> _What is expected_:
Type the records out again in full, exactly.

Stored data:
▼
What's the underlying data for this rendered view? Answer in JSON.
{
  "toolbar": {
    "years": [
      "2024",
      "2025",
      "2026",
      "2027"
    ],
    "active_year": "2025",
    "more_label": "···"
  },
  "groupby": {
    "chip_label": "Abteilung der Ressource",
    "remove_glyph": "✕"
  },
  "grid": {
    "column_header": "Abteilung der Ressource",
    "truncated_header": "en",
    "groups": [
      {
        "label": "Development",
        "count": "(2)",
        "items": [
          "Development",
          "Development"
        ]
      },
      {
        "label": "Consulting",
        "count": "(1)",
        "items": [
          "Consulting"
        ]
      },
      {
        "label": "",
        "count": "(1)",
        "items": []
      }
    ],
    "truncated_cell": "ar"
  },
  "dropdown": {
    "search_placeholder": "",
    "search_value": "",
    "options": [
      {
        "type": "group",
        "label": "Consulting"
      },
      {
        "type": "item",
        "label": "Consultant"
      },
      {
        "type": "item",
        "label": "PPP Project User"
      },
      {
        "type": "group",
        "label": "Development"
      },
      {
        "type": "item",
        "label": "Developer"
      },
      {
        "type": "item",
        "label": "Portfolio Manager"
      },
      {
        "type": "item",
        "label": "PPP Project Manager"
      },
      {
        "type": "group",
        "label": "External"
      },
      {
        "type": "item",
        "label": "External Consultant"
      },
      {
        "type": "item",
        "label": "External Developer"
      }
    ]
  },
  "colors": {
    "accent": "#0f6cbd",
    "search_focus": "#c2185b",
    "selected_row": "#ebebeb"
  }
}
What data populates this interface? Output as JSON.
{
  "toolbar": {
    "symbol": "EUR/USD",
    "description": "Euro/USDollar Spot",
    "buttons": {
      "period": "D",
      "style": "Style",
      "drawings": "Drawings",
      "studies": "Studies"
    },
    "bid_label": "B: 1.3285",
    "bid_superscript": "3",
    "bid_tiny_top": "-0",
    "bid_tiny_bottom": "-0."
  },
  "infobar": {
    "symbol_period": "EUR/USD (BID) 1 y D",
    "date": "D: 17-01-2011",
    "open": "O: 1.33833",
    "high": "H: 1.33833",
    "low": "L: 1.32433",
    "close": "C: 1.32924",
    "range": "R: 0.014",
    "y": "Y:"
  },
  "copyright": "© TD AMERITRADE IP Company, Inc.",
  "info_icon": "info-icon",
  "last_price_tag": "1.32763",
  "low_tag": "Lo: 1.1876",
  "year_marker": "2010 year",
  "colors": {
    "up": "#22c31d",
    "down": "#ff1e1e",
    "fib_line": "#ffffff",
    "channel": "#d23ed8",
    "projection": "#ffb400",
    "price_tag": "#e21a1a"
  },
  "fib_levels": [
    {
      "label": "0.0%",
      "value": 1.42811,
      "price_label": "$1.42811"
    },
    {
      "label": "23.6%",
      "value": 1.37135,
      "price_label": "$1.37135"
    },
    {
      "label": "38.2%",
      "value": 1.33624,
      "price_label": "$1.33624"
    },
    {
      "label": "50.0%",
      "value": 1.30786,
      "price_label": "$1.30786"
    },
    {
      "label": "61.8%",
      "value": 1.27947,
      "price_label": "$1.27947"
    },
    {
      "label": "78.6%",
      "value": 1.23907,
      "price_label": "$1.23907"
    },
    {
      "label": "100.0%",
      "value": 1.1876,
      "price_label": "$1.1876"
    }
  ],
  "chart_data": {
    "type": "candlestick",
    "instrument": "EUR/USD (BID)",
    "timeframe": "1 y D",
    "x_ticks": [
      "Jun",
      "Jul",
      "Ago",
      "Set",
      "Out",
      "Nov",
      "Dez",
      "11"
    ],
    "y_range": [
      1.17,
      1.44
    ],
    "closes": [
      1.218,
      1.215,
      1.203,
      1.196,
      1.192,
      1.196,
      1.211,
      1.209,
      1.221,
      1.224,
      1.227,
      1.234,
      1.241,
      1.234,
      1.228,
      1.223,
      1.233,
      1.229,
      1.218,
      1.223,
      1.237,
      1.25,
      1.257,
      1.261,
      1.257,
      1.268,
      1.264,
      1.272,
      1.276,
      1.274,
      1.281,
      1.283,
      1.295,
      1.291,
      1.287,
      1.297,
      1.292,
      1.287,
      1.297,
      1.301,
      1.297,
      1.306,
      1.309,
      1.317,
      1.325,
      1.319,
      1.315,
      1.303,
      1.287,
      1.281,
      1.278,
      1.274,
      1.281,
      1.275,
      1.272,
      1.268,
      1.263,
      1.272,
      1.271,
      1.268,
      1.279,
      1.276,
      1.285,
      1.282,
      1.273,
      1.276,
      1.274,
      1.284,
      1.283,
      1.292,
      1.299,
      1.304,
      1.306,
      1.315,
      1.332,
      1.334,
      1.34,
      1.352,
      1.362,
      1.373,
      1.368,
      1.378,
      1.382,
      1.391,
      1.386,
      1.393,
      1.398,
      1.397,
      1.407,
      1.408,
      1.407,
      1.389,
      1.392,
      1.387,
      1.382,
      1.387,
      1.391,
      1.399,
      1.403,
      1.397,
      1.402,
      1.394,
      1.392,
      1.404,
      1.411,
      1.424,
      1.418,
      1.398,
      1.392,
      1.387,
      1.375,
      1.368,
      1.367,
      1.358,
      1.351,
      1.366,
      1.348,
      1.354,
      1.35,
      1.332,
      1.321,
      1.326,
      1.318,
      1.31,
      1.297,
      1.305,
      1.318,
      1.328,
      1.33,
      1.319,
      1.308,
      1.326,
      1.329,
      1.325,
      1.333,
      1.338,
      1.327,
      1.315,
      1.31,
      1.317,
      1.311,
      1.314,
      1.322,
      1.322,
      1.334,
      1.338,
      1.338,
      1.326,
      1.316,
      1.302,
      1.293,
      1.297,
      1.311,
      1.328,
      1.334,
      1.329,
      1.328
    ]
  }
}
▲
> _Output below_:
What's the underlying data for this rendered view? Answer in JSON.
{
  "toolbar": {
    "years": [
      "2024",
      "2025",
      "2026",
      "2027"
    ],
    "active_year": "2025",
    "more_label": "···"
  },
  "groupby": {
    "chip_label": "Abteilung der Ressource",
    "remove_glyph": "✕"
  },
  "grid": {
    "column_header": "Abteilung der Ressource",
    "truncated_header": "en",
    "groups": [
      {
        "label": "Development",
        "count": "(2)",
        "items": [
          "Development",
          "Development"
        ]
      },
      {
        "label": "Consulting",
        "count": "(1)",
        "items": [
          "Consulting"
        ]
      },
      {
        "label": "",
        "count": "(1)",
        "items": []
      }
    ],
    "truncated_cell": "ar"
  },
  "dropdown": {
    "search_placeholder": "",
    "search_value": "",
    "options": [
      {
        "type": "group",
        "label": "Consulting"
      },
      {
        "type": "item",
        "label": "Consultant"
      },
      {
        "type": "item",
        "label": "PPP Project User"
      },
      {
        "type": "group",
        "label": "Development"
      },
      {
        "type": "item",
        "label": "Developer"
      },
      {
        "type": "item",
        "label": "Portfolio Manager"
      },
      {
        "type": "item",
        "label": "PPP Project Manager"
      },
      {
        "type": "group",
        "label": "External"
      },
      {
        "type": "item",
        "label": "External Consultant"
      },
      {
        "type": "item",
        "label": "External Developer"
      }
    ]
  },
  "colors": {
    "accent": "#0f6cbd",
    "search_focus": "#c2185b",
    "selected_row": "#ebebeb"
  }
}
What data populates this interface? Output as JSON.
{
  "toolbar": {
    "symbol": "EUR/USD",
    "description": "Euro/USDollar Spot",
    "buttons": {
      "period": "D",
      "style": "Style",
      "drawings": "Drawings",
      "studies": "Studies"
    },
    "bid_label": "B: 1.3285",
    "bid_superscript": "3",
    "bid_tiny_top": "-0",
    "bid_tiny_bottom": "-0."
  },
  "infobar": {
    "symbol_period": "EUR/USD (BID) 1 y D",
    "date": "D: 17-01-2011",
    "open": "O: 1.33833",
    "high": "H: 1.33833",
    "low": "L: 1.32433",
    "close": "C: 1.32924",
    "range": "R: 0.014",
    "y": "Y:"
  },
  "copyright": "© TD AMERITRADE IP Company, Inc.",
  "info_icon": "info-icon",
  "last_price_tag": "1.32763",
  "low_tag": "Lo: 1.1876",
  "year_marker": "2010 year",
  "colors": {
    "up": "#22c31d",
    "down": "#ff1e1e",
    "fib_line": "#ffffff",
    "channel": "#d23ed8",
    "projection": "#ffb400",
    "price_tag": "#e21a1a"
  },
  "fib_levels": [
    {
      "label": "0.0%",
      "value": 1.42811,
      "price_label": "$1.42811"
    },
    {
      "label": "23.6%",
      "value": 1.37135,
      "price_label": "$1.37135"
    },
    {
      "label": "38.2%",
      "value": 1.33624,
      "price_label": "$1.33624"
    },
    {
      "label": "50.0%",
      "value": 1.30786,
      "price_label": "$1.30786"
    },
    {
      "label": "61.8%",
      "value": 1.27947,
      "price_label": "$1.27947"
    },
    {
      "label": "78.6%",
      "value": 1.23907,
      "price_label": "$1.23907"
    },
    {
      "label": "100.0%",
      "value": 1.1876,
      "price_label": "$1.1876"
    }
  ],
  "chart_data": {
    "type": "candlestick",
    "instrument": "EUR/USD (BID)",
    "timeframe": "1 y D",
    "x_ticks": [
      "Jun",
      "Jul",
      "Ago",
      "Set",
      "Out",
      "Nov",
      "Dez",
      "11"
    ],
    "y_range": [
      1.17,
      1.44
    ],
    "closes": [
      1.218,
      1.215,
      1.203,
      1.196,
      1.192,
      1.196,
      1.211,
      1.209,
      1.221,
      1.224,
      1.227,
      1.234,
      1.241,
      1.234,
      1.228,
      1.223,
      1.233,
      1.229,
      1.218,
      1.223,
      1.237,
      1.25,
      1.257,
      1.261,
      1.257,
      1.268,
      1.264,
      1.272,
      1.276,
      1.274,
      1.281,
      1.283,
      1.295,
      1.291,
      1.287,
      1.297,
      1.292,
      1.287,
      1.297,
      1.301,
      1.297,
      1.306,
      1.309,
      1.317,
      1.325,
      1.319,
      1.315,
      1.303,
      1.287,
      1.281,
      1.278,
      1.274,
      1.281,
      1.275,
      1.272,
      1.268,
      1.263,
      1.272,
      1.271,
      1.268,
      1.279,
      1.276,
      1.285,
      1.282,
      1.273,
      1.276,
      1.274,
      1.284,
      1.283,
      1.292,
      1.299,
      1.304,
      1.306,
      1.315,
      1.332,
      1.334,
      1.34,
      1.352,
      1.362,
      1.373,
      1.368,
      1.378,
      1.382,
      1.391,
      1.386,
      1.393,
      1.398,
      1.397,
      1.407,
      1.408,
      1.407,
      1.389,
      1.392,
      1.387,
      1.382,
      1.387,
      1.391,
      1.399,
      1.403,
      1.397,
      1.402,
      1.394,
      1.392,
      1.404,
      1.411,
      1.424,
      1.418,
      1.398,
      1.392,
      1.387,
      1.375,
      1.368,
      1.367,
      1.358,
      1.351,
      1.366,
      1.348,
      1.354,
      1.35,
      1.332,
      1.321,
      1.326,
      1.318,
      1.31,
      1.297,
      1.305,
      1.318,
      1.328,
      1.33,
      1.319,
      1.308,
      1.326,
      1.329,
      1.325,
      1.333,
      1.338,
      1.327,
      1.315,
      1.31,
      1.317,
      1.311,
      1.314,
      1.322,
      1.322,
      1.334,
      1.338,
      1.338,
      1.326,
      1.316,
      1.302,
      1.293,
      1.297,
      1.311,
      1.328,
      1.334,
      1.329,
      1.328
    ]
  }
}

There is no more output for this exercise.